◆ **Given problem**
In the material below, list every line carrying the string "document".

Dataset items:
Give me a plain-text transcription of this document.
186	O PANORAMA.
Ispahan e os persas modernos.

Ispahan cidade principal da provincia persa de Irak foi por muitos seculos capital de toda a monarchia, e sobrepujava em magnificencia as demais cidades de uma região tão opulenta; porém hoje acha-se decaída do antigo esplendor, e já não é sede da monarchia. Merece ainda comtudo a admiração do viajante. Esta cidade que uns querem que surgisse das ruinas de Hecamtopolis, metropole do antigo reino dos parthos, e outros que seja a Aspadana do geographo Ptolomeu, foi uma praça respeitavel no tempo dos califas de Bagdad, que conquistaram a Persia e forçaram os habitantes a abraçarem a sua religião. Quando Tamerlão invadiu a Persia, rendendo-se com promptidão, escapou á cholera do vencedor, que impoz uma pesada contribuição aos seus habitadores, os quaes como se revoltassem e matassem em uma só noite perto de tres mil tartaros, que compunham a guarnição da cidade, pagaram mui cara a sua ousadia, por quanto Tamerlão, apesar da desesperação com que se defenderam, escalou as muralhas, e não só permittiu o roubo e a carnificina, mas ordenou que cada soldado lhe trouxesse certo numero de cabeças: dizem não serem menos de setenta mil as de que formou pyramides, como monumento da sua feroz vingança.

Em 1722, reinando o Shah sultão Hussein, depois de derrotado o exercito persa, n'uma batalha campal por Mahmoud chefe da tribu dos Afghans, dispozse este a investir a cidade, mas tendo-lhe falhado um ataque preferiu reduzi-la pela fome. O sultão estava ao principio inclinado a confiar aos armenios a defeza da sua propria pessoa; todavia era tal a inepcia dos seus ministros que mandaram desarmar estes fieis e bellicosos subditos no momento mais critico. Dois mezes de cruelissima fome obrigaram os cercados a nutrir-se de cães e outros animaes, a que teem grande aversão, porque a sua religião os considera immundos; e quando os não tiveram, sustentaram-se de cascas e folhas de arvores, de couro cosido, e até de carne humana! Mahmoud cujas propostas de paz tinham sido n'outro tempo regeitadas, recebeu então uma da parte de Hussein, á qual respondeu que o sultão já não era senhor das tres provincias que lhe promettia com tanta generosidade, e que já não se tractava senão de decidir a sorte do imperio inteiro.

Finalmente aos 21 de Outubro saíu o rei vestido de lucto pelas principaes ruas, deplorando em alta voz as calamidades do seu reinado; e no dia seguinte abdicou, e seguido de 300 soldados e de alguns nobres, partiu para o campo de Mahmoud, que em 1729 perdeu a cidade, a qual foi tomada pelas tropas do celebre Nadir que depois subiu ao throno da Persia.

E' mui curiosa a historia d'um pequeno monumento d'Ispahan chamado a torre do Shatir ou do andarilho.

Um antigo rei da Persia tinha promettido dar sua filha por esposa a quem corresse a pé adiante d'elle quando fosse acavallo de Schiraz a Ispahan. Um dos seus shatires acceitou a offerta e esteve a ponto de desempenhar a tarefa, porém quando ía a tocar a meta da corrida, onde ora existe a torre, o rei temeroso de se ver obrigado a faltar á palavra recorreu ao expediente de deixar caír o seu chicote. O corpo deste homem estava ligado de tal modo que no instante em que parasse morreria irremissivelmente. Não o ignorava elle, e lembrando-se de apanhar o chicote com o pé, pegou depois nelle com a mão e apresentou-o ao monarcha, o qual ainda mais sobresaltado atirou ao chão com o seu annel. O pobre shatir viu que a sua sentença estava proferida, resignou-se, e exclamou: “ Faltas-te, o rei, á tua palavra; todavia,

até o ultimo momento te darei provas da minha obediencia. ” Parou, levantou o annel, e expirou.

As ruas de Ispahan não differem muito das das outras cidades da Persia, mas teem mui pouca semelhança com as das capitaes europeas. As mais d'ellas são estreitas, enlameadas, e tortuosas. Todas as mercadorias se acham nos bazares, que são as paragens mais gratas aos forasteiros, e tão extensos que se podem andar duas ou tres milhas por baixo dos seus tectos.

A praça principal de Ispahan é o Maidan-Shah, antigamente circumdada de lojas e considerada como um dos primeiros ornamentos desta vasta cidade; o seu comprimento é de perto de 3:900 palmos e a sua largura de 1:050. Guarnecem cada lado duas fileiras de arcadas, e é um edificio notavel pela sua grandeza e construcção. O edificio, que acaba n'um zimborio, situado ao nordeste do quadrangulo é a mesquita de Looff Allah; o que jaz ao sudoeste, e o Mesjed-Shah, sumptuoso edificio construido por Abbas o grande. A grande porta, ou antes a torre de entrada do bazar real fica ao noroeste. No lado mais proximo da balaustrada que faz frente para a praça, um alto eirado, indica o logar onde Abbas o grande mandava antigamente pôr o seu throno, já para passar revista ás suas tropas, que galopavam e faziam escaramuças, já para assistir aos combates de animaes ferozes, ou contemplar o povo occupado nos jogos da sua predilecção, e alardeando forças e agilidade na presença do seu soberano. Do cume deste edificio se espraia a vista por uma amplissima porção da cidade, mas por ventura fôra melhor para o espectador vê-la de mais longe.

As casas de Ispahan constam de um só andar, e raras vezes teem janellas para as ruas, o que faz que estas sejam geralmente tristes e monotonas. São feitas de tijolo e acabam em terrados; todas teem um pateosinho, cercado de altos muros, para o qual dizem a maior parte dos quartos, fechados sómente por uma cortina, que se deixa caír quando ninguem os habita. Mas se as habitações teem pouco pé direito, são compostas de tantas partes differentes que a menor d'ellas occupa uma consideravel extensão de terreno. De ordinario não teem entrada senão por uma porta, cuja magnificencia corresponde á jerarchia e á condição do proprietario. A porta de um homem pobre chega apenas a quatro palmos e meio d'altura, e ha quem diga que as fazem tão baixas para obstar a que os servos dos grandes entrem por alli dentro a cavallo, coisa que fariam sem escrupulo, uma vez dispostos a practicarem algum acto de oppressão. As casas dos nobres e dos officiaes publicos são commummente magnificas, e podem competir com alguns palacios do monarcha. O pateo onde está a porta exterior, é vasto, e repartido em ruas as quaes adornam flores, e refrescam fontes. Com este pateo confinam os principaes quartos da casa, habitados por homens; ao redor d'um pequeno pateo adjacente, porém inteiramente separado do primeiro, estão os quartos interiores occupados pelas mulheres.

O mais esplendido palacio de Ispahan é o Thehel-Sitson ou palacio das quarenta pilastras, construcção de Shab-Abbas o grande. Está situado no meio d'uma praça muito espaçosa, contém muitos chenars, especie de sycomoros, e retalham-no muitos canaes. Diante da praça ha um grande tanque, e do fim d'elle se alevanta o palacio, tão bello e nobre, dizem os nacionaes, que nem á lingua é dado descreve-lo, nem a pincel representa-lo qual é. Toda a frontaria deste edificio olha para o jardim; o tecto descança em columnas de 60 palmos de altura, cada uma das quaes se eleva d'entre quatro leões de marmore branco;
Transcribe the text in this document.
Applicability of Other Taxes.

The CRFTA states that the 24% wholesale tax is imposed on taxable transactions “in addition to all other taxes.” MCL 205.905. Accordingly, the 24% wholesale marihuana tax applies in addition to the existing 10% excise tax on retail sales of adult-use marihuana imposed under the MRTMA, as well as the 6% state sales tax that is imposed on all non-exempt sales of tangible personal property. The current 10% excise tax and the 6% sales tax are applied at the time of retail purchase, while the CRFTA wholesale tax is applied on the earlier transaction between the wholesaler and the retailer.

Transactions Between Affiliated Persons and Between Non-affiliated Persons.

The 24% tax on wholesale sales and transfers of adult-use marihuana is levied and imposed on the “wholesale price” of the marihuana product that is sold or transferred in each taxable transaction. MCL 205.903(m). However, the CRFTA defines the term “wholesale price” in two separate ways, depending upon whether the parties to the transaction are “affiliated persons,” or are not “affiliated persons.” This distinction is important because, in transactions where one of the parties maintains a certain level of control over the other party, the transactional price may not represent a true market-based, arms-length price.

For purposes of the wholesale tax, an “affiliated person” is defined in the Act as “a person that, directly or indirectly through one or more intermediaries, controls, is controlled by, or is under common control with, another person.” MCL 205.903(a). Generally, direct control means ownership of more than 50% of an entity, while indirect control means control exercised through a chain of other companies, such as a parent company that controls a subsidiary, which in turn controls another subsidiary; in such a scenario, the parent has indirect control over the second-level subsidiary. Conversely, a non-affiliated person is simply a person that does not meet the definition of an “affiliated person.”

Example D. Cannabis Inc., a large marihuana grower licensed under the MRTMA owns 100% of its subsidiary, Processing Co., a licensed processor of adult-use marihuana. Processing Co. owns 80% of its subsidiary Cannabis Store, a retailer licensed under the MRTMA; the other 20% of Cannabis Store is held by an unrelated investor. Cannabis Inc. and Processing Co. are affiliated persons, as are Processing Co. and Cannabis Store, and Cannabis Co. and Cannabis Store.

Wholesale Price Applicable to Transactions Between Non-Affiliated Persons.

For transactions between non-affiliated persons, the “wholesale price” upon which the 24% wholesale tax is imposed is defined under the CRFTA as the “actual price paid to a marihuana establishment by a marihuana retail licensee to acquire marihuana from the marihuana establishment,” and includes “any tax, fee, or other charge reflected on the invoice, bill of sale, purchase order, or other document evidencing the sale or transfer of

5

◆ **Full solution**
Give me a plain-text transcription of this document.
Transcribe the text in this document.
For transactions between non-affiliated persons, the “wholesale price” upon which the 24% wholesale tax is imposed is defined under the CRFTA as the “actual price paid to a marihuana establishment by a marihuana retail licensee to acquire marihuana from the marihuana establishment,” and includes “any tax, fee, or other charge reflected on the invoice, bill of sale, purchase order, or other document evidencing the sale or transfer of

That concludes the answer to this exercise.